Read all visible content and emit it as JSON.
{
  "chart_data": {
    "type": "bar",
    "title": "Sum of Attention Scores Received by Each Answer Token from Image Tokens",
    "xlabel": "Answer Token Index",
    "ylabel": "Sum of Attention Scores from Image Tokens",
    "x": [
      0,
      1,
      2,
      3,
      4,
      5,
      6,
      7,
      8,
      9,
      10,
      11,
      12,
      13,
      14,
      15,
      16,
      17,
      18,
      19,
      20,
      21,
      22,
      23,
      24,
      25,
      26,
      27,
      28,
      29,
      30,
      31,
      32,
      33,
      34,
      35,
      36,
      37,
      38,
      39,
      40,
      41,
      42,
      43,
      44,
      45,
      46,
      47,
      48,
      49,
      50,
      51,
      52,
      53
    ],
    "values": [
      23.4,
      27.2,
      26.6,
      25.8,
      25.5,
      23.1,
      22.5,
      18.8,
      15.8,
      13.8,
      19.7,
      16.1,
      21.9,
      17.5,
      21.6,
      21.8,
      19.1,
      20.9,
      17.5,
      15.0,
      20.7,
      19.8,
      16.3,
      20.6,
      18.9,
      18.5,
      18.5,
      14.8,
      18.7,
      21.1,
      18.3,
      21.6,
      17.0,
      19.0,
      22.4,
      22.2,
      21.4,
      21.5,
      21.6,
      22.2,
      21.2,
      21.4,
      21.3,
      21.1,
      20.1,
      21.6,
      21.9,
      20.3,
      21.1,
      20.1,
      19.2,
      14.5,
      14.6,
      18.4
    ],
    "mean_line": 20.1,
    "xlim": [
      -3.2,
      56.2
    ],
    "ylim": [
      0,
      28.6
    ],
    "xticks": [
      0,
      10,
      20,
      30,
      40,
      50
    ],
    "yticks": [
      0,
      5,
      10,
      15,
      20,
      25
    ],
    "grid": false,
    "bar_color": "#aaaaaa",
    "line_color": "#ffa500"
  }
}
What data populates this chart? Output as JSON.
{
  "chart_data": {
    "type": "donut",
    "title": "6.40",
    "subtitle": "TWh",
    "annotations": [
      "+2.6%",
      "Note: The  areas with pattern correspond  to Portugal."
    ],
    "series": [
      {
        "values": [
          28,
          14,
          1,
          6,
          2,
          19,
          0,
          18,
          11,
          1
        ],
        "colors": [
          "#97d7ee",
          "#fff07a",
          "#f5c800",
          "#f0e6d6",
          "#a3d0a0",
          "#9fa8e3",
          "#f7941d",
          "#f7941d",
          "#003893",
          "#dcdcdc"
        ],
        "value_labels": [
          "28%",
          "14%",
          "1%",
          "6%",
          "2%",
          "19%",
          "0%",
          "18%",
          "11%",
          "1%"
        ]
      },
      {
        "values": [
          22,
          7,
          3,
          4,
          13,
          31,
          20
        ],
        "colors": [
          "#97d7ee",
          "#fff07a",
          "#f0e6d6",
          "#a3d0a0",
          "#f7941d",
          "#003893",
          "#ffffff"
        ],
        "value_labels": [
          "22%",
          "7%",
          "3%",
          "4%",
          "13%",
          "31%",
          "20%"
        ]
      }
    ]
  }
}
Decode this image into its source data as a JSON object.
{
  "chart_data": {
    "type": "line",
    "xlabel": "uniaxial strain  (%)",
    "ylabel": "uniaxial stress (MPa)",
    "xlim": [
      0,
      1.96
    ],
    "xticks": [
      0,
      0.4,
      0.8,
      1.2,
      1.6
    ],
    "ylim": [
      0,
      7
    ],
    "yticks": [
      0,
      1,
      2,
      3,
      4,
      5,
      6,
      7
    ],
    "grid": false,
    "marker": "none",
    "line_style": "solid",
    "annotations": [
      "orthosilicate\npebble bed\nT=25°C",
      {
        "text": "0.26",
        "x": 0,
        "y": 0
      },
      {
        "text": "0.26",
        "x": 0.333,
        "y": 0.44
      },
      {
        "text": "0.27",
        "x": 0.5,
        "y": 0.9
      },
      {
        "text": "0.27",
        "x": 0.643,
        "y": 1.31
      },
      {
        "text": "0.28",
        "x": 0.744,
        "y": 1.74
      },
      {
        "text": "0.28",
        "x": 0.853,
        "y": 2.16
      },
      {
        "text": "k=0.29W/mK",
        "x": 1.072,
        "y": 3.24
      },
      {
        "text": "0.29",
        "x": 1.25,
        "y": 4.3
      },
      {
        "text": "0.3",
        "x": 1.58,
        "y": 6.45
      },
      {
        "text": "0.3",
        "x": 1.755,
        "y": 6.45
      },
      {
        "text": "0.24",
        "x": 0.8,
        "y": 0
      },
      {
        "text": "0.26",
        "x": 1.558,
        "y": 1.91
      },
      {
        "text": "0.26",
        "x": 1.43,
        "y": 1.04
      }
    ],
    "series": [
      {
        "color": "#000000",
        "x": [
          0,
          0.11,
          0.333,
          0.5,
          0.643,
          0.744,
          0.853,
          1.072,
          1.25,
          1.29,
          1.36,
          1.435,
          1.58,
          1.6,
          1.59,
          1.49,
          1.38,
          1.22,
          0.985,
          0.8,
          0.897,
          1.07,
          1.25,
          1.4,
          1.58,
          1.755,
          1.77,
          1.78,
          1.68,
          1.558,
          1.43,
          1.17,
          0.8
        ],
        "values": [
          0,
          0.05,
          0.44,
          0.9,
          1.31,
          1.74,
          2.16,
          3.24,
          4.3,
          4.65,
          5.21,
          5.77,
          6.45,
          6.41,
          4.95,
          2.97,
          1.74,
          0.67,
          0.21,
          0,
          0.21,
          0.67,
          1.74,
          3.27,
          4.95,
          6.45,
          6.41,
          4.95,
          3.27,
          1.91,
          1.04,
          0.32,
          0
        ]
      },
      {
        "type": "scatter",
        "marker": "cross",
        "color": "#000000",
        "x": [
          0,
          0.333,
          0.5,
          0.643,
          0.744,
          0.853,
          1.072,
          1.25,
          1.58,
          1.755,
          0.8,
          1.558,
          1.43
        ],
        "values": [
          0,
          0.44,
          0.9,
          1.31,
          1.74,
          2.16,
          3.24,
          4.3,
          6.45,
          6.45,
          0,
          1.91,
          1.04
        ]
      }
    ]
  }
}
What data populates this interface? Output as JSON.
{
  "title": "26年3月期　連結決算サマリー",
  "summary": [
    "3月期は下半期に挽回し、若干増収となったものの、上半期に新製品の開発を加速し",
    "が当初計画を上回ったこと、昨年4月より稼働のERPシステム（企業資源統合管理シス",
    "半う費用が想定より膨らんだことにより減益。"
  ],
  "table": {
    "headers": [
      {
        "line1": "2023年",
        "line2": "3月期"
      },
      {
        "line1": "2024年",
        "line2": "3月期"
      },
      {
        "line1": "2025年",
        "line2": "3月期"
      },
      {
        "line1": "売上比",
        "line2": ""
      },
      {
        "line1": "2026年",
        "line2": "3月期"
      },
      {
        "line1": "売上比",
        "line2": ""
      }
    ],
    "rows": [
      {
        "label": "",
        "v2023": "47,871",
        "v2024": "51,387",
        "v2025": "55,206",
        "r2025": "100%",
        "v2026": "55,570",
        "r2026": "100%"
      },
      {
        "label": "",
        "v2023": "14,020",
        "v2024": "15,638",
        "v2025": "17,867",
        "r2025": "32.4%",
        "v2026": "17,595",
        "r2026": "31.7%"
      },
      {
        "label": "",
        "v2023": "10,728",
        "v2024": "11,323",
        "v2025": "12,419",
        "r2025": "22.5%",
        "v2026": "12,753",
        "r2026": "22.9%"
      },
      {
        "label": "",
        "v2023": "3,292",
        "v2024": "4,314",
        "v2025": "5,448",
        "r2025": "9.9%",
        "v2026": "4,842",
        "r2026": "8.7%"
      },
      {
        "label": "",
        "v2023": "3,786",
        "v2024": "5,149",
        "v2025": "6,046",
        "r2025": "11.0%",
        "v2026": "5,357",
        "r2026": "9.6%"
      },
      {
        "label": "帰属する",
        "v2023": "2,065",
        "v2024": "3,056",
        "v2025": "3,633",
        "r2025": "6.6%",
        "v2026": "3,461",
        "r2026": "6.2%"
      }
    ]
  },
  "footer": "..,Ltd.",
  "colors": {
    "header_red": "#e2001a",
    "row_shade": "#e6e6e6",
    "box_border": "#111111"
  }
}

______

> **Objective**: Report each line in the preceding entries that holds the string "uniaxial".

> **Answer to the exercise**:
    "xlabel": "uniaxial strain  (%)",
    "ylabel": "uniaxial stress (MPa)",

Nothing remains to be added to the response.